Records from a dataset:

####

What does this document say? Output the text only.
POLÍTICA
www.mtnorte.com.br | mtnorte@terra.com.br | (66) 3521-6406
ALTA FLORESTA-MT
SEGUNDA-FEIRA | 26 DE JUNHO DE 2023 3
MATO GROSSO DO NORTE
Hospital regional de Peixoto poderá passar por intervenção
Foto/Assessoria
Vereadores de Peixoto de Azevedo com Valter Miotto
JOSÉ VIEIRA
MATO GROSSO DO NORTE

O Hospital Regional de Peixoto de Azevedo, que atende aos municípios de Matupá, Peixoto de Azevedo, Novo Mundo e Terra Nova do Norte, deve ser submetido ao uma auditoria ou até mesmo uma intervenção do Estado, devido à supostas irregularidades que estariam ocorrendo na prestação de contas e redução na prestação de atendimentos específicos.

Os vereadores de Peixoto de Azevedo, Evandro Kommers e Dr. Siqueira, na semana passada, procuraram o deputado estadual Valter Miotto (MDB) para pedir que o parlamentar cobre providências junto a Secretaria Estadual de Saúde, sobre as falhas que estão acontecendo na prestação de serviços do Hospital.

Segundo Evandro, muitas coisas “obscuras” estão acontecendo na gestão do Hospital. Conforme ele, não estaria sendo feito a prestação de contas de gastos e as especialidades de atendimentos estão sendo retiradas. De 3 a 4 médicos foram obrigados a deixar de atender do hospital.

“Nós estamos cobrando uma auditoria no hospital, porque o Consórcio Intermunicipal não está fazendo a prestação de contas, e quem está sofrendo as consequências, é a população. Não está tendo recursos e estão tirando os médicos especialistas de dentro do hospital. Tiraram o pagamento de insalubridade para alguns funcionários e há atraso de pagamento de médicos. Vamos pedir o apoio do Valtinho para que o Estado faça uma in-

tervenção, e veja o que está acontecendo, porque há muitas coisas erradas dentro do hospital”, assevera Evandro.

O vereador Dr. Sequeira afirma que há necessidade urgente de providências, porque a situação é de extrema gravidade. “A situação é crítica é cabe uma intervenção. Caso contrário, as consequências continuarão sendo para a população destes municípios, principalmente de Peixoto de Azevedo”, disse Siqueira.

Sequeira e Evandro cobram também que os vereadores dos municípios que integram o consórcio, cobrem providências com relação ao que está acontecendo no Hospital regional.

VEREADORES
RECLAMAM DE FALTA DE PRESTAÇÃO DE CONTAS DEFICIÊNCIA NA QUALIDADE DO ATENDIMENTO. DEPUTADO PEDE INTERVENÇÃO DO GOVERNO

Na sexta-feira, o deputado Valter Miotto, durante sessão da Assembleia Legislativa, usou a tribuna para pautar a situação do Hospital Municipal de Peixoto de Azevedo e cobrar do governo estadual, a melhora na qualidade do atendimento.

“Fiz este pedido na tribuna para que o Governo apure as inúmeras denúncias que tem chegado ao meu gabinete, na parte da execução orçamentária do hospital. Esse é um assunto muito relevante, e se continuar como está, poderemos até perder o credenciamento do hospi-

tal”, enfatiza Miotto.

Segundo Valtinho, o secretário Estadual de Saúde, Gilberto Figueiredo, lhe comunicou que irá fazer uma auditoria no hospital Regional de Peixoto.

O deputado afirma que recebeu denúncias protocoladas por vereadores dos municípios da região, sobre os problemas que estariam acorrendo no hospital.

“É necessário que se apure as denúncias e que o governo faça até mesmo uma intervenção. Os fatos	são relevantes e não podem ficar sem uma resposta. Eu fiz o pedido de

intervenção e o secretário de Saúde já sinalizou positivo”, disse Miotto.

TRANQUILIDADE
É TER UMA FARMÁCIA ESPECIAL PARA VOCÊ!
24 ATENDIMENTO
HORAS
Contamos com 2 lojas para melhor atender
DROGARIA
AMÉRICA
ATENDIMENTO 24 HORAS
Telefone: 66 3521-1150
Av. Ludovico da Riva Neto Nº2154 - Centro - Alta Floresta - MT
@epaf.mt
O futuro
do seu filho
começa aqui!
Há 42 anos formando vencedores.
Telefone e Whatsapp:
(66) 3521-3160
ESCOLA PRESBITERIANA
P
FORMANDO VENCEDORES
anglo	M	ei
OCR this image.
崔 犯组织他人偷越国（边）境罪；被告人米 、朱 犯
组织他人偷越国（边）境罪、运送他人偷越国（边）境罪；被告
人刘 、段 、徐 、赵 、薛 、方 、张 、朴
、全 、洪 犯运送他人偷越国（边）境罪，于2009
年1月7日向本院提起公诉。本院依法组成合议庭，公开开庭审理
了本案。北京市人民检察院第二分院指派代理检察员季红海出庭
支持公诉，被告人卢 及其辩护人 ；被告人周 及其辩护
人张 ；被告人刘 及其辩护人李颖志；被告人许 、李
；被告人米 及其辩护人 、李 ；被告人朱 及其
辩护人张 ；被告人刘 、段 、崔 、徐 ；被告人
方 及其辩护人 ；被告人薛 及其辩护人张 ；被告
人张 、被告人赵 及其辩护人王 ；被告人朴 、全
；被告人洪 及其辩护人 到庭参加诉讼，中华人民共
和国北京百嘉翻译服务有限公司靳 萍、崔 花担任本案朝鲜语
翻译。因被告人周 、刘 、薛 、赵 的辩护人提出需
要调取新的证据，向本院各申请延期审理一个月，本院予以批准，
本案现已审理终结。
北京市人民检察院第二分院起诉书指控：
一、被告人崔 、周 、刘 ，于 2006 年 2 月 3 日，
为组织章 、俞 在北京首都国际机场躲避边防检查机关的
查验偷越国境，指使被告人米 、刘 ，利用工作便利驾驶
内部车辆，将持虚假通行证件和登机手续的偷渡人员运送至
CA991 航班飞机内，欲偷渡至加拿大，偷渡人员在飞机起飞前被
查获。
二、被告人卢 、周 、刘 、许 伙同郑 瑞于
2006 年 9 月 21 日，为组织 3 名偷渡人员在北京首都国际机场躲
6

####

Type the material above out again, exactly.

What does this document say? Output the text only.
POLÍTICA
www.mtnorte.com.br | mtnorte@terra.com.br | (66) 3521-6406
ALTA FLORESTA-MT
SEGUNDA-FEIRA | 26 DE JUNHO DE 2023 3
MATO GROSSO DO NORTE
Hospital regional de Peixoto poderá passar por intervenção
Foto/Assessoria
Vereadores de Peixoto de Azevedo com Valter Miotto
JOSÉ VIEIRA
MATO GROSSO DO NORTE

O Hospital Regional de Peixoto de Azevedo, que atende aos municípios de Matupá, Peixoto de Azevedo, Novo Mundo e Terra Nova do Norte, deve ser submetido ao uma auditoria ou até mesmo uma intervenção do Estado, devido à supostas irregularidades que estariam ocorrendo na prestação de contas e redução na prestação de atendimentos específicos.

Os vereadores de Peixoto de Azevedo, Evandro Kommers e Dr. Siqueira, na semana passada, procuraram o deputado estadual Valter Miotto (MDB) para pedir que o parlamentar cobre providências junto a Secretaria Estadual de Saúde, sobre as falhas que estão acontecendo na prestação de serviços do Hospital.

Segundo Evandro, muitas coisas “obscuras” estão acontecendo na gestão do Hospital. Conforme ele, não estaria sendo feito a prestação de contas de gastos e as especialidades de atendimentos estão sendo retiradas. De 3 a 4 médicos foram obrigados a deixar de atender do hospital.

“Nós estamos cobrando uma auditoria no hospital, porque o Consórcio Intermunicipal não está fazendo a prestação de contas, e quem está sofrendo as consequências, é a população. Não está tendo recursos e estão tirando os médicos especialistas de dentro do hospital. Tiraram o pagamento de insalubridade para alguns funcionários e há atraso de pagamento de médicos. Vamos pedir o apoio do Valtinho para que o Estado faça uma in-

tervenção, e veja o que está acontecendo, porque há muitas coisas erradas dentro do hospital”, assevera Evandro.

O vereador Dr. Sequeira afirma que há necessidade urgente de providências, porque a situação é de extrema gravidade. “A situação é crítica é cabe uma intervenção. Caso contrário, as consequências continuarão sendo para a população destes municípios, principalmente de Peixoto de Azevedo”, disse Siqueira.

Sequeira e Evandro cobram também que os vereadores dos municípios que integram o consórcio, cobrem providências com relação ao que está acontecendo no Hospital regional.

VEREADORES
RECLAMAM DE FALTA DE PRESTAÇÃO DE CONTAS DEFICIÊNCIA NA QUALIDADE DO ATENDIMENTO. DEPUTADO PEDE INTERVENÇÃO DO GOVERNO

Na sexta-feira, o deputado Valter Miotto, durante sessão da Assembleia Legislativa, usou a tribuna para pautar a situação do Hospital Municipal de Peixoto de Azevedo e cobrar do governo estadual, a melhora na qualidade do atendimento.

“Fiz este pedido na tribuna para que o Governo apure as inúmeras denúncias que tem chegado ao meu gabinete, na parte da execução orçamentária do hospital. Esse é um assunto muito relevante, e se continuar como está, poderemos até perder o credenciamento do hospi-

tal”, enfatiza Miotto.

Segundo Valtinho, o secretário Estadual de Saúde, Gilberto Figueiredo, lhe comunicou que irá fazer uma auditoria no hospital Regional de Peixoto.

O deputado afirma que recebeu denúncias protocoladas por vereadores dos municípios da região, sobre os problemas que estariam acorrendo no hospital.

“É necessário que se apure as denúncias e que o governo faça até mesmo uma intervenção. Os fatos	são relevantes e não podem ficar sem uma resposta. Eu fiz o pedido de

intervenção e o secretário de Saúde já sinalizou positivo”, disse Miotto.

TRANQUILIDADE
É TER UMA FARMÁCIA ESPECIAL PARA VOCÊ!
24 ATENDIMENTO
HORAS
Contamos com 2 lojas para melhor atender
DROGARIA
AMÉRICA
ATENDIMENTO 24 HORAS
Telefone: 66 3521-1150
Av. Ludovico da Riva Neto Nº2154 - Centro - Alta Floresta - MT
@epaf.mt
O futuro
do seu filho
começa aqui!
Há 42 anos formando vencedores.
Telefone e Whatsapp:
(66) 3521-3160
ESCOLA PRESBITERIANA
P
FORMANDO VENCEDORES
anglo	M	ei
OCR this image.
崔 犯组织他人偷越国（边）境罪；被告人米 、朱 犯
组织他人偷越国（边）境罪、运送他人偷越国（边）境罪；被告
人刘 、段 、徐 、赵 、薛 、方 、张 、朴
、全 、洪 犯运送他人偷越国（边）境罪，于2009
年1月7日向本院提起公诉。本院依法组成合议庭，公开开庭审理
了本案。北京市人民检察院第二分院指派代理检察员季红海出庭
支持公诉，被告人卢 及其辩护人 ；被告人周 及其辩护
人张 ；被告人刘 及其辩护人李颖志；被告人许 、李
；被告人米 及其辩护人 、李 ；被告人朱 及其
辩护人张 ；被告人刘 、段 、崔 、徐 ；被告人
方 及其辩护人 ；被告人薛 及其辩护人张 ；被告
人张 、被告人赵 及其辩护人王 ；被告人朴 、全
；被告人洪 及其辩护人 到庭参加诉讼，中华人民共
和国北京百嘉翻译服务有限公司靳 萍、崔 花担任本案朝鲜语
翻译。因被告人周 、刘 、薛 、赵 的辩护人提出需
要调取新的证据，向本院各申请延期审理一个月，本院予以批准，
本案现已审理终结。
北京市人民检察院第二分院起诉书指控：
一、被告人崔 、周 、刘 ，于 2006 年 2 月 3 日，
为组织章 、俞 在北京首都国际机场躲避边防检查机关的
查验偷越国境，指使被告人米 、刘 ，利用工作便利驾驶
内部车辆，将持虚假通行证件和登机手续的偷渡人员运送至
CA991 航班飞机内，欲偷渡至加拿大，偷渡人员在飞机起飞前被
查获。
二、被告人卢 、周 、刘 、许 伙同郑 瑞于
2006 年 9 月 21 日，为组织 3 名偷渡人员在北京首都国际机场躲
6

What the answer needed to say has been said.